**What is expected:**
Would you quote the material below in full and unchanged?

**Data rows:**
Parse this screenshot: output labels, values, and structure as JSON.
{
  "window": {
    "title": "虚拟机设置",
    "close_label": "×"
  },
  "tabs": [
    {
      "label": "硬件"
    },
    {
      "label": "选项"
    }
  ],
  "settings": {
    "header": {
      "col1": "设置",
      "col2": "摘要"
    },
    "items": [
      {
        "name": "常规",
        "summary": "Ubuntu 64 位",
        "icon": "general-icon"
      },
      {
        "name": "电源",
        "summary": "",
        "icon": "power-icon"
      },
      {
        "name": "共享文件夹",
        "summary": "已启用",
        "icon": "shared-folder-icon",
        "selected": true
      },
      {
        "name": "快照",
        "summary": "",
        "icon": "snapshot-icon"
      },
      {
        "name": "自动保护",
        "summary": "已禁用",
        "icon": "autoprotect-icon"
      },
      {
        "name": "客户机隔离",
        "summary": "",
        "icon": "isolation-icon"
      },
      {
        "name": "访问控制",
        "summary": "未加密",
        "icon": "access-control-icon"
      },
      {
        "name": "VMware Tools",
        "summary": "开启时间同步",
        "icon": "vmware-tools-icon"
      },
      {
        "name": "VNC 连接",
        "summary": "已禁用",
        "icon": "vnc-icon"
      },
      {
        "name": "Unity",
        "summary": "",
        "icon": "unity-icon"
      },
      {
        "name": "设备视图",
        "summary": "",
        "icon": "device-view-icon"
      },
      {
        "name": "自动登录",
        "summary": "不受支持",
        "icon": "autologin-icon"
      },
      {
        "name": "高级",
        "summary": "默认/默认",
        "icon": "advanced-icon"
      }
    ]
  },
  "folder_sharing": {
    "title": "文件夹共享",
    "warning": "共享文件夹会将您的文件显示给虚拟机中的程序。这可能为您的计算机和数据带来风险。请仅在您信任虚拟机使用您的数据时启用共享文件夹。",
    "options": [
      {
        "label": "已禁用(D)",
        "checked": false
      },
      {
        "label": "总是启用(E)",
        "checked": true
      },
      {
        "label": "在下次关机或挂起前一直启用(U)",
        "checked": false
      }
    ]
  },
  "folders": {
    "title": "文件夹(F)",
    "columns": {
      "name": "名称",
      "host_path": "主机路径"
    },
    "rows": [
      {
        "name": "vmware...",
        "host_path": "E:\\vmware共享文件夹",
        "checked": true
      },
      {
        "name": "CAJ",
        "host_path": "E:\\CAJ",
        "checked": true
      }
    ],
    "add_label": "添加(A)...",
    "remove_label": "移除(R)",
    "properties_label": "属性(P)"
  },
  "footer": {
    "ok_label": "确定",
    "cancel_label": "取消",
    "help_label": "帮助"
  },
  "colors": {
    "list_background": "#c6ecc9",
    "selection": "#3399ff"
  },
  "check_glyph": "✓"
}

**Problem solution:**
Parse this screenshot: output labels, values, and structure as JSON.
{
  "window": {
    "title": "虚拟机设置",
    "close_label": "×"
  },
  "tabs": [
    {
      "label": "硬件"
    },
    {
      "label": "选项"
    }
  ],
  "settings": {
    "header": {
      "col1": "设置",
      "col2": "摘要"
    },
    "items": [
      {
        "name": "常规",
        "summary": "Ubuntu 64 位",
        "icon": "general-icon"
      },
      {
        "name": "电源",
        "summary": "",
        "icon": "power-icon"
      },
      {
        "name": "共享文件夹",
        "summary": "已启用",
        "icon": "shared-folder-icon",
        "selected": true
      },
      {
        "name": "快照",
        "summary": "",
        "icon": "snapshot-icon"
      },
      {
        "name": "自动保护",
        "summary": "已禁用",
        "icon": "autoprotect-icon"
      },
      {
        "name": "客户机隔离",
        "summary": "",
        "icon": "isolation-icon"
      },
      {
        "name": "访问控制",
        "summary": "未加密",
        "icon": "access-control-icon"
      },
      {
        "name": "VMware Tools",
        "summary": "开启时间同步",
        "icon": "vmware-tools-icon"
      },
      {
        "name": "VNC 连接",
        "summary": "已禁用",
        "icon": "vnc-icon"
      },
      {
        "name": "Unity",
        "summary": "",
        "icon": "unity-icon"
      },
      {
        "name": "设备视图",
        "summary": "",
        "icon": "device-view-icon"
      },
      {
        "name": "自动登录",
        "summary": "不受支持",
        "icon": "autologin-icon"
      },
      {
        "name": "高级",
        "summary": "默认/默认",
        "icon": "advanced-icon"
      }
    ]
  },
  "folder_sharing": {
    "title": "文件夹共享",
    "warning": "共享文件夹会将您的文件显示给虚拟机中的程序。这可能为您的计算机和数据带来风险。请仅在您信任虚拟机使用您的数据时启用共享文件夹。",
    "options": [
      {
        "label": "已禁用(D)",
        "checked": false
      },
      {
        "label": "总是启用(E)",
        "checked": true
      },
      {
        "label": "在下次关机或挂起前一直启用(U)",
        "checked": false
      }
    ]
  },
  "folders": {
    "title": "文件夹(F)",
    "columns": {
      "name": "名称",
      "host_path": "主机路径"
    },
    "rows": [
      {
        "name": "vmware...",
        "host_path": "E:\\vmware共享文件夹",
        "checked": true
      },
      {
        "name": "CAJ",
        "host_path": "E:\\CAJ",
        "checked": true
      }
    ],
    "add_label": "添加(A)...",
    "remove_label": "移除(R)",
    "properties_label": "属性(P)"
  },
  "footer": {
    "ok_label": "确定",
    "cancel_label": "取消",
    "help_label": "帮助"
  },
  "colors": {
    "list_background": "#c6ecc9",
    "selection": "#3399ff"
  },
  "check_glyph": "✓"
}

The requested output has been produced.